══ Text block

Ask for help and asking questions is like a superpower at a megacorp. Trust in your intelligence and experience to know your questions are valid.

So many people nod along and operate on vibes because they all have imposter syndrome and are too scared to ask. Entire meetings where people are discussing acronyms they dont even understand. Functionaries that dont ask or understand why they are doing something, and how it fits into the big picture.

There other thing to remember is not to avoid politics. You dont have to kiss ass, but knowing who has power and building reputation with them is critical.

Clubber · 1h ago
Stick at it for at least 2 years, keep improving, it will get better. I got a BigCo on my resume early on and I'm glad I got it, but I don't particularly care for BigCos; it's too hard to get anything done and it drives me nuts.
almosthere · 6h ago
Surprised someone actually got hired!
bravetraveler · 5h ago
Stack ranking demands fresh blood regularly
chistev · 8h ago
You got into FAANG, how bad could you be?
Twirrim · 6h ago
Honestly, they could be really bad. It happens regularly enough. Some people interview well (and so many FAANG interview loops are completely unrelated to the actual job), but turns out that they are actually terrible. I've got lots of anecdotes from my time there.
brudgers · 9h ago
You are in a new environment and the problems that need solving are unique to the business.

There is a lot to learn. Probably more than anyplace else you have worked.

The work is hard. Probably harder than anything you have ever done.

You were hired by people who know these things and they hired you because they believe you will be able to handle learning a lot and working on hard things.

In addition, they know everything takes longer than it would if the problems were ordinary.

The documentation and tools are only engineered to meet the business criteria and get the hard things done. Not based luxurious theories.

In the end, FAANG is enterprise…the problems are not going to be obvious and the optimizations are for longer term time frames.

There is a lot to learn and everyone who has stayed via competence knows that. Good luck.

holografix · 9h ago
Just wait till you go through your first performance review, if you think everyone’s too busy for you now, you’re in for a treat!
HowDoesSound · 9h ago
Tell me more. Been doing this for over 10 years and have had one performance review my whole career, so not sure what those are about.

I also saved a decent chunk of change from my last gig (paid more than FAANG by 20%, pure cash) so I've been coasting without much emotional attachment to this job.

════
══ Given records

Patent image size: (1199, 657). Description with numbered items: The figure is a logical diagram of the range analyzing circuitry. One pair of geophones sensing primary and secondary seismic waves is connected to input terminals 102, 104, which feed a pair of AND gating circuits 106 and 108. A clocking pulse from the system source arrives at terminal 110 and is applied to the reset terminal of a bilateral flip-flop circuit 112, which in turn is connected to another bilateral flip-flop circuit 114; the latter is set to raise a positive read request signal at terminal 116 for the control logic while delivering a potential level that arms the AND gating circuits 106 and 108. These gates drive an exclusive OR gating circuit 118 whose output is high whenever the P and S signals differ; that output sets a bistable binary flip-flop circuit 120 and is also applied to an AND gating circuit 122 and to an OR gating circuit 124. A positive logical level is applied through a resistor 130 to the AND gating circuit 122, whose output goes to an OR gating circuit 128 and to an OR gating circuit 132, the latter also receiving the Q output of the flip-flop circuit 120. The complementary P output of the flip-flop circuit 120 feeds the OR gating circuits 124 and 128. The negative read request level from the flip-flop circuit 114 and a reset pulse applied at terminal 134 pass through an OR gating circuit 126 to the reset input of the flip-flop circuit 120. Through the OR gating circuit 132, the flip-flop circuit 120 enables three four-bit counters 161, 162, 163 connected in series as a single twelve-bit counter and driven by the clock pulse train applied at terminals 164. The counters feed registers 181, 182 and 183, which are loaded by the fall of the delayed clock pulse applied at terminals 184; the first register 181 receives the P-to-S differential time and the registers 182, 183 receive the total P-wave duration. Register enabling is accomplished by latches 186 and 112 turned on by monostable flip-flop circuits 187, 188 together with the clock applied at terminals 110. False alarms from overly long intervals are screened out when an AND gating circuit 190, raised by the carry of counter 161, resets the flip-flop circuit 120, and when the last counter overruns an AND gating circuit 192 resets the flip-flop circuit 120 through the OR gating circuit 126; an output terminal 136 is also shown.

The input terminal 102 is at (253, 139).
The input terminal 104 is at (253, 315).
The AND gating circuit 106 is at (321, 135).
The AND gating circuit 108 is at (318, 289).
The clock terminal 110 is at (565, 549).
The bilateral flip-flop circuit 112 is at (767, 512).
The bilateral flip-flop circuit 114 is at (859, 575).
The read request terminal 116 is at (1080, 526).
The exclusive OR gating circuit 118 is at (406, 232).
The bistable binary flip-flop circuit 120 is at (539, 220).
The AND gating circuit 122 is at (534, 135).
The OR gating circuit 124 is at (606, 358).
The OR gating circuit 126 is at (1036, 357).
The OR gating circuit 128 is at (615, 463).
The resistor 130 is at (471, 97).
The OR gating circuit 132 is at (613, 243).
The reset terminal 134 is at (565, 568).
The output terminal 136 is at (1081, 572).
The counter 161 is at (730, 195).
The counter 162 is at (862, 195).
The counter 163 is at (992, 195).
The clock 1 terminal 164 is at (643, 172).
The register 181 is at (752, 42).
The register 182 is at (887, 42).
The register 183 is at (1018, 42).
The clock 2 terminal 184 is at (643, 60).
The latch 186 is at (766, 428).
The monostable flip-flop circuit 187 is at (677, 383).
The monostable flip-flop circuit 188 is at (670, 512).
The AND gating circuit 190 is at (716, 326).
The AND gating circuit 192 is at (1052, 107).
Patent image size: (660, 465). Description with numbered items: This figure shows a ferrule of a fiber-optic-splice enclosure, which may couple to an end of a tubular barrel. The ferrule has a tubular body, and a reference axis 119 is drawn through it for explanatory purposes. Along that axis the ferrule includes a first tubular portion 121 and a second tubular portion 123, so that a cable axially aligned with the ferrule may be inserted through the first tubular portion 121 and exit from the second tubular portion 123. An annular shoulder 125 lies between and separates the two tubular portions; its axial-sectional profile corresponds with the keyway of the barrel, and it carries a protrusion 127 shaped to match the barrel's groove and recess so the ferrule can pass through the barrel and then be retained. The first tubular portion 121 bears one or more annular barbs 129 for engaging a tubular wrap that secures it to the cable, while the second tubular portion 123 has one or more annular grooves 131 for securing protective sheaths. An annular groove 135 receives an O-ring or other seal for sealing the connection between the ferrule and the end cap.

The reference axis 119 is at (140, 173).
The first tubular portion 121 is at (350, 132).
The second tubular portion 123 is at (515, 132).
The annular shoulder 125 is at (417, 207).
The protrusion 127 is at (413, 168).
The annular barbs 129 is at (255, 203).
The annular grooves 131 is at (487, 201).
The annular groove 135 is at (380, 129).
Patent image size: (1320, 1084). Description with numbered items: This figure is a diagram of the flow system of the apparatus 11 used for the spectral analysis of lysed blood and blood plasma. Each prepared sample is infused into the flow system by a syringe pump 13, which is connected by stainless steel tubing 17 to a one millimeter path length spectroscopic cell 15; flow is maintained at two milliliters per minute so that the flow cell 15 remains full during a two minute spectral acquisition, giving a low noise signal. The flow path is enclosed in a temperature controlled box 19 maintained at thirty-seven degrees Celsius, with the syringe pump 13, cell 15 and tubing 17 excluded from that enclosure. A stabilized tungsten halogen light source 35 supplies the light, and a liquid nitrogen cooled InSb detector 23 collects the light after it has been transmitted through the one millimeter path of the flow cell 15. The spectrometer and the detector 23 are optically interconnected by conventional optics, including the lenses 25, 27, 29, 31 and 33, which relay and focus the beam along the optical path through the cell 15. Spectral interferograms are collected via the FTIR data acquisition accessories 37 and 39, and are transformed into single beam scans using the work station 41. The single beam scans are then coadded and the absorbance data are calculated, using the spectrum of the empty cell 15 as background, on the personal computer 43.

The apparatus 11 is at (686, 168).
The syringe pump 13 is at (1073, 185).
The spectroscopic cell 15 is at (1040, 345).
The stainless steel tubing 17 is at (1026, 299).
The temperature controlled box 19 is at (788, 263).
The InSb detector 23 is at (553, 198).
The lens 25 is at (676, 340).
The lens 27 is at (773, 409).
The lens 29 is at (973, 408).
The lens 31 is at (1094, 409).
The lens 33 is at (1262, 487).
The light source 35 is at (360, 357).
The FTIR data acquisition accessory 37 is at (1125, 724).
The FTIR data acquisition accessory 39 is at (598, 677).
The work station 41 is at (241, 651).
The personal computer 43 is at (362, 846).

════

■ Work order 1:
List every username that appears in the discussion about working at FAANG.
■ Work order 2:
Pick up the discussion about working at FAANG after its last sentence and keep writing.
The stored data comes from a separate source, not from the FAANG discussion.

■ Task response 1:
Clubber, almosthere, bravetraveler, chistev, Twirrim, brudgers, holografix, HowDoesSound

■ Task response 2:
Twirrim · 6h ago
You'll have a bunch of peers request feedback from you. Your feedback will need to be specific and focused around the leadership principles. It'll need to include some kind of constructive criticism. The feedback you provide plays an important part of any promotion opportunities. Oh, and naturally they stack rank, no matter how much they say they don't and try to pretend what they're doing isn't actually stack ranking, when really it is.

The more time you spend there, the more requests you'll get, so after a couple of years it's not unusual to get 30+ feedback requests.

sherdil2022 · 10h ago
Stay. If you want to talk, reach out to me.

(Email in my profile is anonymous for HN, but will respond from my gmail)

ilrwbwrkhv · 5h ago
If you are at Faang and feeling imposter syndrome, maybe you just need to get better at things. I actually rejected multiple offers from Faang back in the day because they were so mediocre.
ivape · 10h ago
A lot of people are on stimulants there. You are going to have to load up on your stimulant scripts and get crackin'.
abkolan · 10h ago
No they are not. Don’t do this OP.
ivape · 9h ago
https://news.ycombinator.com/item?id=35891362

People that grind leetcode all the way to faang are loaded. You have any idea how many people I've seen with dilated pupils in the office? Unfortunately for OP, he/she will have to roll with this crowd because that's just the truth, there's nothing they will be able to change about that reality.

hnfong · 9h ago
With that username it's really easy to assume you have a biased view of the situation...
HowDoesSound · 9h ago
I've gone through the whole marijuana addiction cycle and am pretty much over any future addictions to substances.